Given instruction: Collect each line of the records containing the string "content".

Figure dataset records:

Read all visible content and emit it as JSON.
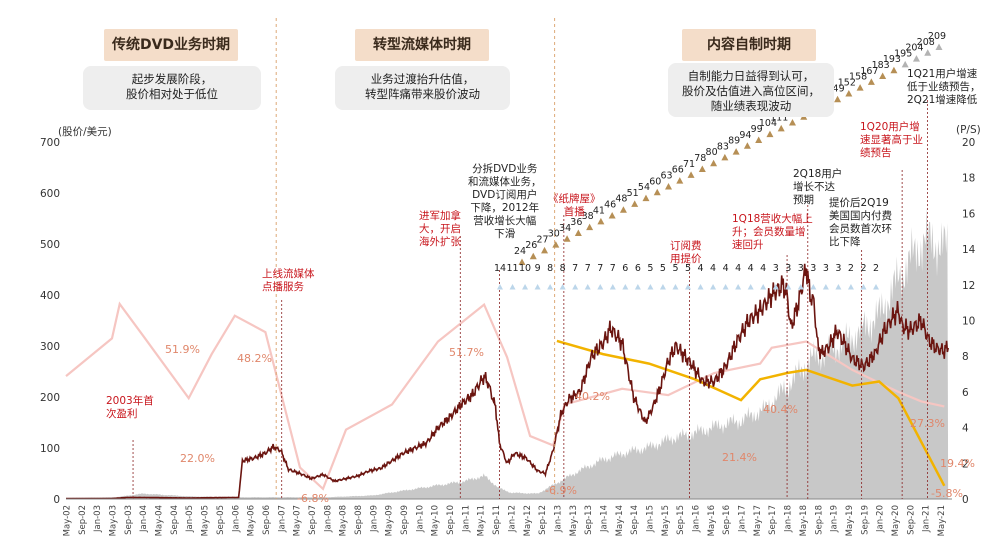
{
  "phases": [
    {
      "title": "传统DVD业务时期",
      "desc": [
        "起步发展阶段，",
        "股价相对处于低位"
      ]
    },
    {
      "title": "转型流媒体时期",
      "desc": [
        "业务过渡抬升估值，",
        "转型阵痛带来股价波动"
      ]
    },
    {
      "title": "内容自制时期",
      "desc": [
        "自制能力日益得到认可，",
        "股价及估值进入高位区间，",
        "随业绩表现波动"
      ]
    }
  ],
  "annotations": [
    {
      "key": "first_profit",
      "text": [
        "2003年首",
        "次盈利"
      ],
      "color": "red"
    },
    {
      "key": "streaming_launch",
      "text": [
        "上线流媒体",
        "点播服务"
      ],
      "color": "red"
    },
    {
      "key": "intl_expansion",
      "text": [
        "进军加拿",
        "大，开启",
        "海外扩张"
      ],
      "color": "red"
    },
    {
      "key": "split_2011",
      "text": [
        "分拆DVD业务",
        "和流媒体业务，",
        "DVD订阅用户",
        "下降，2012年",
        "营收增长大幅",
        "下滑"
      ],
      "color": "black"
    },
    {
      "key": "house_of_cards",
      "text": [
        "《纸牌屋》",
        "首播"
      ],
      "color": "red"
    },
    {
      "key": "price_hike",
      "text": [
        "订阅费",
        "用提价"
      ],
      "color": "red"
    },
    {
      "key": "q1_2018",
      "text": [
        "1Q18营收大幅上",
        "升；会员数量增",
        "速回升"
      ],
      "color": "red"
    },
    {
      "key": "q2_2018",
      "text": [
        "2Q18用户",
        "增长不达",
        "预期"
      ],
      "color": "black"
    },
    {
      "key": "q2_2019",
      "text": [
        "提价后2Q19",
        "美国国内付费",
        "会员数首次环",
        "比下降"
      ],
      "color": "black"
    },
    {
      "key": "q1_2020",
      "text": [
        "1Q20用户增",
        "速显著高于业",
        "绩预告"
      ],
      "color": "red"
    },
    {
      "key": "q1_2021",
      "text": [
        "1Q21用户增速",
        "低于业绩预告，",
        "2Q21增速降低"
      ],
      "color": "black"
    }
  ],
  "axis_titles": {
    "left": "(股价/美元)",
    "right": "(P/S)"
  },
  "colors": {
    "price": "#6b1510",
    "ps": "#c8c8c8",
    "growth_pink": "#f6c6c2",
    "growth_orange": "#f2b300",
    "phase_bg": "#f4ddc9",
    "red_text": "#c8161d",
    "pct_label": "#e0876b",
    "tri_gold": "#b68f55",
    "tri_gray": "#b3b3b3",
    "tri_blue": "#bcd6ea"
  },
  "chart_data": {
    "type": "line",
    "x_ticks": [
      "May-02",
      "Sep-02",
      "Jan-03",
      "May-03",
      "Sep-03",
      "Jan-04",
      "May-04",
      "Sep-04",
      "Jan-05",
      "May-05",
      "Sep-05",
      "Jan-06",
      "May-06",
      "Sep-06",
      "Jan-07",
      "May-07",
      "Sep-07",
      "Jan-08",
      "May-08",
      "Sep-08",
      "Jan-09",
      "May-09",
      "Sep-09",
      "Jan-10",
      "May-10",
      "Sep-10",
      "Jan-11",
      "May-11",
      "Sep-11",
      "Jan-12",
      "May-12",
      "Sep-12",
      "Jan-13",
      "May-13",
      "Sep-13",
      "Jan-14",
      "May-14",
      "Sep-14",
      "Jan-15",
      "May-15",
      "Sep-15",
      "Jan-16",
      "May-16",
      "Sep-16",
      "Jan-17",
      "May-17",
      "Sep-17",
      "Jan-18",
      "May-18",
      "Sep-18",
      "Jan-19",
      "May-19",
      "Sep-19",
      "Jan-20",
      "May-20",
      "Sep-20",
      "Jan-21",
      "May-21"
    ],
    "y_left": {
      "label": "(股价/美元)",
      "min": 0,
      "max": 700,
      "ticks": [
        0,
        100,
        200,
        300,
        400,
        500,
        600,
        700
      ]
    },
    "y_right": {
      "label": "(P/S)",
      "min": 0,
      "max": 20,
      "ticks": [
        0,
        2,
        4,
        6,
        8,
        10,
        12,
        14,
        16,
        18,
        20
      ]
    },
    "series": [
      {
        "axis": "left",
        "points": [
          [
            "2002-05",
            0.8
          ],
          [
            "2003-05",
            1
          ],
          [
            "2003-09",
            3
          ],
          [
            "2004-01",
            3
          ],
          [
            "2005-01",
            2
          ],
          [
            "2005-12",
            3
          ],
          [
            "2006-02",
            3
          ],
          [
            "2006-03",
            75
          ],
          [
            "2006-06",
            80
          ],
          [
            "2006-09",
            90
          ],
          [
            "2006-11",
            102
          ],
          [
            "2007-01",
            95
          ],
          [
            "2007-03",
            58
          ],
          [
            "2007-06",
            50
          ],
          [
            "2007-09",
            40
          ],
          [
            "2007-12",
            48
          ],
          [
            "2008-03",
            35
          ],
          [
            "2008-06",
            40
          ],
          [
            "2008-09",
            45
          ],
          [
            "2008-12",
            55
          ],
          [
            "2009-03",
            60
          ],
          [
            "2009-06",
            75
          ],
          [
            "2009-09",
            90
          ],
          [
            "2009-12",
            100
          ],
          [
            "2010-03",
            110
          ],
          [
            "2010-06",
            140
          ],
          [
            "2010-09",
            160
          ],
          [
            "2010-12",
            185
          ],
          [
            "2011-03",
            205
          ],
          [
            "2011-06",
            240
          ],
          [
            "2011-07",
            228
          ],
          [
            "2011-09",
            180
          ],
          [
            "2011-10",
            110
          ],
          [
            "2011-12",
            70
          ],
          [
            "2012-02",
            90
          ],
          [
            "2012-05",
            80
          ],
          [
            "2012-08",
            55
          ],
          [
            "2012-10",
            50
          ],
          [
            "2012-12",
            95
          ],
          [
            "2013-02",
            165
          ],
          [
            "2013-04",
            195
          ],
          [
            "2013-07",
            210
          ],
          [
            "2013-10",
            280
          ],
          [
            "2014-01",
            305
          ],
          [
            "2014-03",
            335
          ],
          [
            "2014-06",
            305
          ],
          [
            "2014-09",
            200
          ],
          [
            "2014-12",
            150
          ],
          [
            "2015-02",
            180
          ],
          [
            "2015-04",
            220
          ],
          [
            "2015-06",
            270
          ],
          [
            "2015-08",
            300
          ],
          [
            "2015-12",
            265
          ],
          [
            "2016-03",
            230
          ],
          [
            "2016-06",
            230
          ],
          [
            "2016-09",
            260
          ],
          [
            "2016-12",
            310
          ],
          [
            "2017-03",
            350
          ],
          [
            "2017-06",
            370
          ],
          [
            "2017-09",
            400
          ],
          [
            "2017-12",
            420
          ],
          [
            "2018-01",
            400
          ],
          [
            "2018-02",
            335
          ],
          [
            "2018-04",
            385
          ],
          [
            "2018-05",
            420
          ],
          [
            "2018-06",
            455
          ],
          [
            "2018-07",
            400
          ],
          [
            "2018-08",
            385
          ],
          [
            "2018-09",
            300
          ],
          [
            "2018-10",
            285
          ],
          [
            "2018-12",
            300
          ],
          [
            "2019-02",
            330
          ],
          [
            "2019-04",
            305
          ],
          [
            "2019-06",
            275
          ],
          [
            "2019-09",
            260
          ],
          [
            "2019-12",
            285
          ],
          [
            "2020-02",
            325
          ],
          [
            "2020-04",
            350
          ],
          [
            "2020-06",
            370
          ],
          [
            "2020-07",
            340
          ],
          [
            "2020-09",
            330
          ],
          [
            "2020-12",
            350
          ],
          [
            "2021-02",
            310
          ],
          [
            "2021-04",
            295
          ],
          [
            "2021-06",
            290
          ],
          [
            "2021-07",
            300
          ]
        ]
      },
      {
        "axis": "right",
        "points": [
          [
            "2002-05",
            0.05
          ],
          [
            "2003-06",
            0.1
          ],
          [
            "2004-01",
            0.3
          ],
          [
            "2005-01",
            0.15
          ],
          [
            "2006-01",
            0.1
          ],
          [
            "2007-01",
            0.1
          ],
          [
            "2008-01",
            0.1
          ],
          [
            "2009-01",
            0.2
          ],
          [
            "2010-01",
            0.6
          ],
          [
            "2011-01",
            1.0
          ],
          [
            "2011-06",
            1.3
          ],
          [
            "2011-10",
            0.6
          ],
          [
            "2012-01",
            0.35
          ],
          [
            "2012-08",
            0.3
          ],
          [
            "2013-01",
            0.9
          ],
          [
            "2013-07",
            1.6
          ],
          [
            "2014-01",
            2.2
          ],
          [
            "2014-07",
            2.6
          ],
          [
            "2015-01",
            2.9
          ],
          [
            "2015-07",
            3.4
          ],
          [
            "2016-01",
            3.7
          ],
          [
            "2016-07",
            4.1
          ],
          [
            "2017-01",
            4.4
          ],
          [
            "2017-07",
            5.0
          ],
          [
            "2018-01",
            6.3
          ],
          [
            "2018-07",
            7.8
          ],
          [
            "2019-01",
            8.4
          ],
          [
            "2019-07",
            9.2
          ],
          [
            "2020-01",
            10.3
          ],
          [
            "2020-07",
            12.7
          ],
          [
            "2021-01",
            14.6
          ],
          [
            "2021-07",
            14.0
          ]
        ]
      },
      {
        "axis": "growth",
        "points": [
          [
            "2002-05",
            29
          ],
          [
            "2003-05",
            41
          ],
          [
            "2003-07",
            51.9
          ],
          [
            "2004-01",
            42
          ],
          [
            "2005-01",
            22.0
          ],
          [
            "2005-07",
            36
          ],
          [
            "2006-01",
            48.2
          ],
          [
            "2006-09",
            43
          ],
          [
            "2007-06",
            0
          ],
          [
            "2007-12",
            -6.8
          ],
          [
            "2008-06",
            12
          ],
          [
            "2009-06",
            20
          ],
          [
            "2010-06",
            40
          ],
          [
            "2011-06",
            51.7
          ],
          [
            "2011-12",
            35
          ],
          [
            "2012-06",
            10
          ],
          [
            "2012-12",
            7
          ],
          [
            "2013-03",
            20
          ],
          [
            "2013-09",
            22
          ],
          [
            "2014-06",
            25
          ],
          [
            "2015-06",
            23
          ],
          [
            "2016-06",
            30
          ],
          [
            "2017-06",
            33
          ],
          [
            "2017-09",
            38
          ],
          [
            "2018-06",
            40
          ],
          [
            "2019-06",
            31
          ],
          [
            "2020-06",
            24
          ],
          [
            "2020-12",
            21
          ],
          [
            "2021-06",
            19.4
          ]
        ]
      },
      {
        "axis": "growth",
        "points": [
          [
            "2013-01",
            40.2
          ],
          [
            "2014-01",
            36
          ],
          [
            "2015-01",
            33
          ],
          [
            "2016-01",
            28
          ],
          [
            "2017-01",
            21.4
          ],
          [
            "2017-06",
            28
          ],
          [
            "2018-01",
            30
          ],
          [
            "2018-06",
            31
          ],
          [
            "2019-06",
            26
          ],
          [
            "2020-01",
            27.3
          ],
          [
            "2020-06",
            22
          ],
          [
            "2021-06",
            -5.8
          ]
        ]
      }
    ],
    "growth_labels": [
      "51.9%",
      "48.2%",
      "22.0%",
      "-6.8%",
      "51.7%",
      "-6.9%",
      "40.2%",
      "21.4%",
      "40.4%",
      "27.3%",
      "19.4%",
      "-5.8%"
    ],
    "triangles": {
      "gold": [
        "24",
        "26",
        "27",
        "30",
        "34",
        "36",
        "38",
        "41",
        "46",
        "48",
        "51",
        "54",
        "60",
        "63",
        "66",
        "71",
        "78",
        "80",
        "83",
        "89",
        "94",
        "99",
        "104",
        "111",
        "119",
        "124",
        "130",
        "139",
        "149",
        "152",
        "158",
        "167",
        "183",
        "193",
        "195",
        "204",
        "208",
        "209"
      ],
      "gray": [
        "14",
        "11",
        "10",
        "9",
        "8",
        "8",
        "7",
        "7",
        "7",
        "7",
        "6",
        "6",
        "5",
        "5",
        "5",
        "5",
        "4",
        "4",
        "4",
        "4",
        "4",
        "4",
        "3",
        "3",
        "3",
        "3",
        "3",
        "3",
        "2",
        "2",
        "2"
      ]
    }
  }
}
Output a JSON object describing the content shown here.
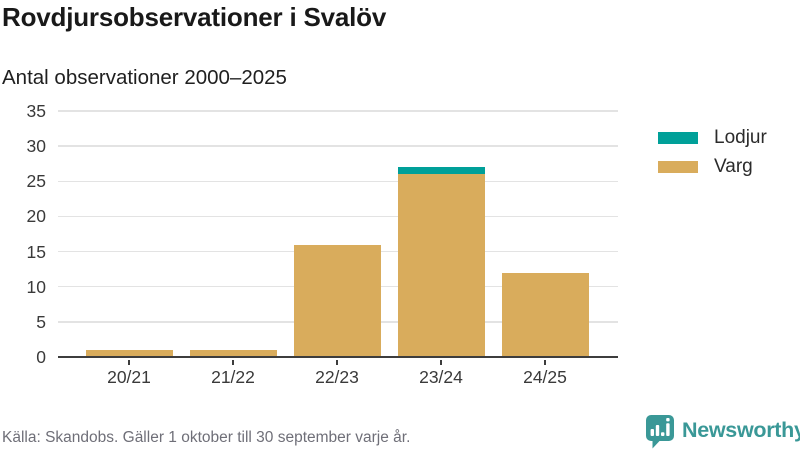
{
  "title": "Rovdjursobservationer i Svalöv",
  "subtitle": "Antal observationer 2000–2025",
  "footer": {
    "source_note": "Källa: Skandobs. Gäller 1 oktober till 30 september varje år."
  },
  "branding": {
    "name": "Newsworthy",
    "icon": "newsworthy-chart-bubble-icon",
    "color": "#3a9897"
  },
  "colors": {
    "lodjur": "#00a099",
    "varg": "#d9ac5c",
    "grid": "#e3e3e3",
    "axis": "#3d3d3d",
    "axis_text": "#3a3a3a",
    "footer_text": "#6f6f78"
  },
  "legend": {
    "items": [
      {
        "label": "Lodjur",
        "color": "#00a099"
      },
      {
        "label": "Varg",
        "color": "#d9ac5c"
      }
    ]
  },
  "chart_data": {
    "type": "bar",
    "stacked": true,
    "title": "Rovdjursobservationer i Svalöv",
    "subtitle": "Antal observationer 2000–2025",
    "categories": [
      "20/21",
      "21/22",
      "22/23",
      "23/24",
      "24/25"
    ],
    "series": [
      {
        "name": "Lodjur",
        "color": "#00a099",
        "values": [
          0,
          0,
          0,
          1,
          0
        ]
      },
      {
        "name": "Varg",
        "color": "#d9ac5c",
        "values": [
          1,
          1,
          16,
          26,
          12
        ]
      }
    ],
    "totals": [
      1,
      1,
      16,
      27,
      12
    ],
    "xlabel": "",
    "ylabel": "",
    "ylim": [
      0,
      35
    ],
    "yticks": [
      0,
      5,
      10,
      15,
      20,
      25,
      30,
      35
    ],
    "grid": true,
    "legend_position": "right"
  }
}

Answer:
Read all visible content and emit it as JSON.
Output a JSON object describing the content shown here.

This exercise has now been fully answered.